Goal — Please count the rows below that contain the string "interactable", matching case exactly, and reply with only the number.

Exercise input —
☆ ☆ ☆ ☆ ☆ ☆ ☆

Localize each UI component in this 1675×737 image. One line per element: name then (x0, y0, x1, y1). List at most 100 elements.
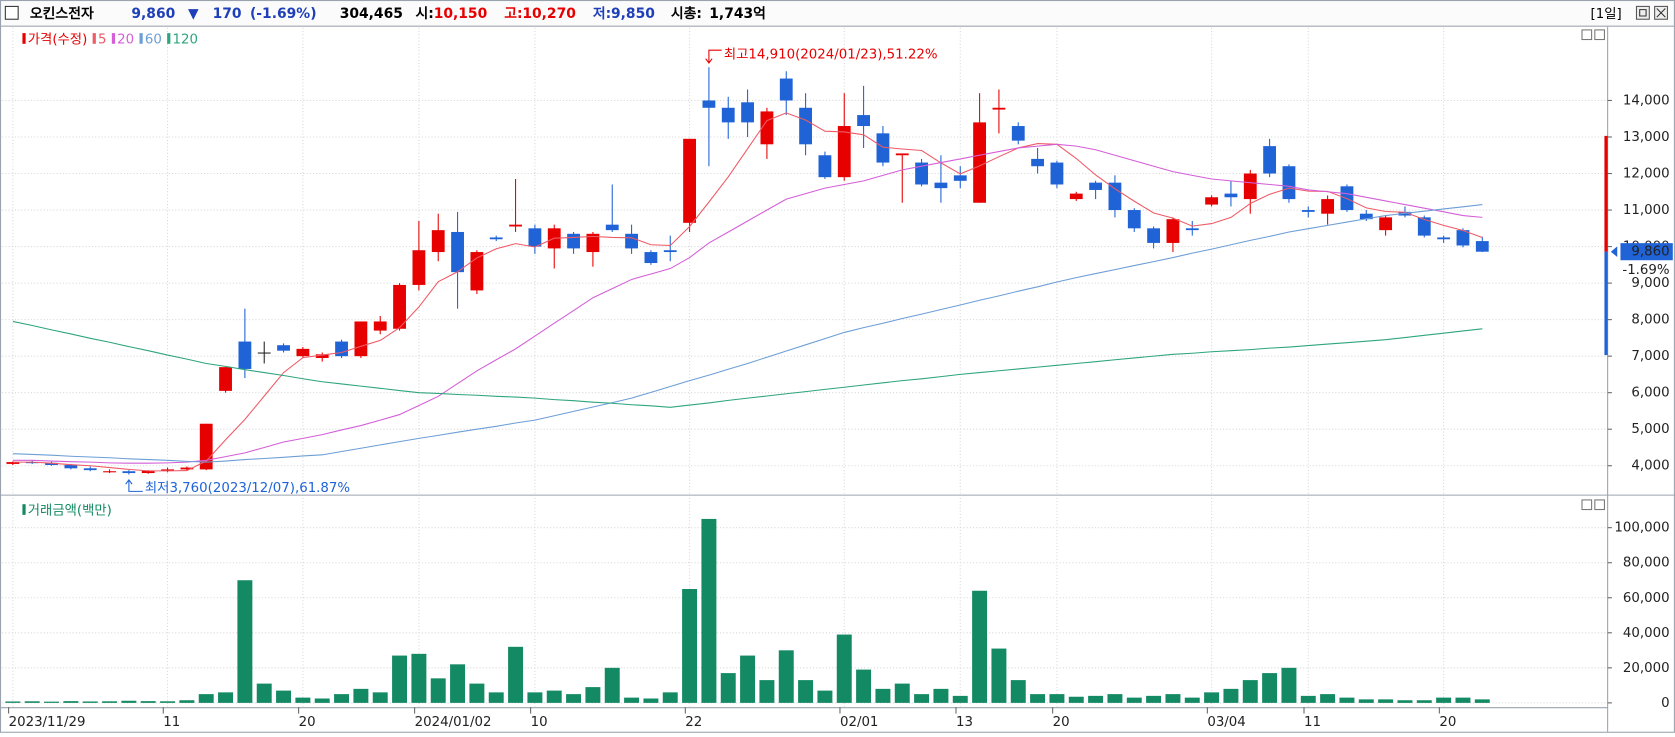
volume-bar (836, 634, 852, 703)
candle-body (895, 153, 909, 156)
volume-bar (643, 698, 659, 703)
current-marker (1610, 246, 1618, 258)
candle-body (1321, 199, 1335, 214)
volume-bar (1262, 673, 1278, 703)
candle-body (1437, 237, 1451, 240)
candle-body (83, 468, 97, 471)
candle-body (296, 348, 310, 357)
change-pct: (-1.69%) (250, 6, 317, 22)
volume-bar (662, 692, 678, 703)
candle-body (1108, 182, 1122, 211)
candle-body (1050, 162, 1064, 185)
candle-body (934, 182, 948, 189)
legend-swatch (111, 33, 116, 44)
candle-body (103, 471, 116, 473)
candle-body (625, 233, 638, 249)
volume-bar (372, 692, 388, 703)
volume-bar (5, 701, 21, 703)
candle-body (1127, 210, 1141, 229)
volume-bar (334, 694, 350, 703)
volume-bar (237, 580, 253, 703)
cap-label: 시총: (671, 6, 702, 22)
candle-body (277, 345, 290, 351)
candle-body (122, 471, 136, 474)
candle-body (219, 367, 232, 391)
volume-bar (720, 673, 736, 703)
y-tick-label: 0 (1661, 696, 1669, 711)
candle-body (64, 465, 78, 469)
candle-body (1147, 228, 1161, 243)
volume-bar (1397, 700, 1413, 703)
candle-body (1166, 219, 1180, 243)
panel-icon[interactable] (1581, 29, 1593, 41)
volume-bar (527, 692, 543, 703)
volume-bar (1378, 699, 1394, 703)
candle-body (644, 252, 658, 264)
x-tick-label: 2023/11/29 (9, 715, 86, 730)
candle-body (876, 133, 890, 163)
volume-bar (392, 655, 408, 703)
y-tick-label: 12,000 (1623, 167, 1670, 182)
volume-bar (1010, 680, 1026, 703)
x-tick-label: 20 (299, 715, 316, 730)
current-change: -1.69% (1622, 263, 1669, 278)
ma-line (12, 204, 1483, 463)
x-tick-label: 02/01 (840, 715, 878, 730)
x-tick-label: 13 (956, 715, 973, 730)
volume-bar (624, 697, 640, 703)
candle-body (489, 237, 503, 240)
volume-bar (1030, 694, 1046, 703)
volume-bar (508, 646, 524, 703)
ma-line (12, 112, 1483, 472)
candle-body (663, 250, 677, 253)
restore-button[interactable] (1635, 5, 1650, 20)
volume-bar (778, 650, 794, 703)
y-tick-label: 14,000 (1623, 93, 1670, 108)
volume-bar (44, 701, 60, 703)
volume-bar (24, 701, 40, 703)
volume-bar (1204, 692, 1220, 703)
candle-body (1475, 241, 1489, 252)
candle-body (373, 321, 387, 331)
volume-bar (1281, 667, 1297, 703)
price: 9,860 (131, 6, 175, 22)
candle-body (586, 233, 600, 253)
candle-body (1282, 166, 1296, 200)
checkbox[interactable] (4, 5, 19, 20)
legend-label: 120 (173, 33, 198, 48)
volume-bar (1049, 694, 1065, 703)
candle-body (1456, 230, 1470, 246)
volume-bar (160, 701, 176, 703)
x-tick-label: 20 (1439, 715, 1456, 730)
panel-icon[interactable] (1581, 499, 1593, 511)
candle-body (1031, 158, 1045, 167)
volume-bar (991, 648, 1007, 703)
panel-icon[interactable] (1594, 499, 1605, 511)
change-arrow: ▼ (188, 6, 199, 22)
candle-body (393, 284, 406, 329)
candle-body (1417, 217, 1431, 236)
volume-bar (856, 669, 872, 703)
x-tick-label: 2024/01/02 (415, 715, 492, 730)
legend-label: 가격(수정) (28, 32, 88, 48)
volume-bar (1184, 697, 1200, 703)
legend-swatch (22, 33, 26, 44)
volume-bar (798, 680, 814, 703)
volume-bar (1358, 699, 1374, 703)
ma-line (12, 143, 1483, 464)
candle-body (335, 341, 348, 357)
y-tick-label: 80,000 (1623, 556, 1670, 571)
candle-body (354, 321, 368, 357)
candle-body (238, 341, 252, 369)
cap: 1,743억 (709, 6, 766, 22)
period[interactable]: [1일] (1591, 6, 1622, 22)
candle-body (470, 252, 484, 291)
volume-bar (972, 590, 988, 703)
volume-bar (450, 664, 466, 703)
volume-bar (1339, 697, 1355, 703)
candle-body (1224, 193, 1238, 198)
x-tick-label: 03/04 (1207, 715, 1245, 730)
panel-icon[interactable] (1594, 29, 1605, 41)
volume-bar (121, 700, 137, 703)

☆ ☆ ☆ ☆ ☆ ☆ ☆

Written reply — 7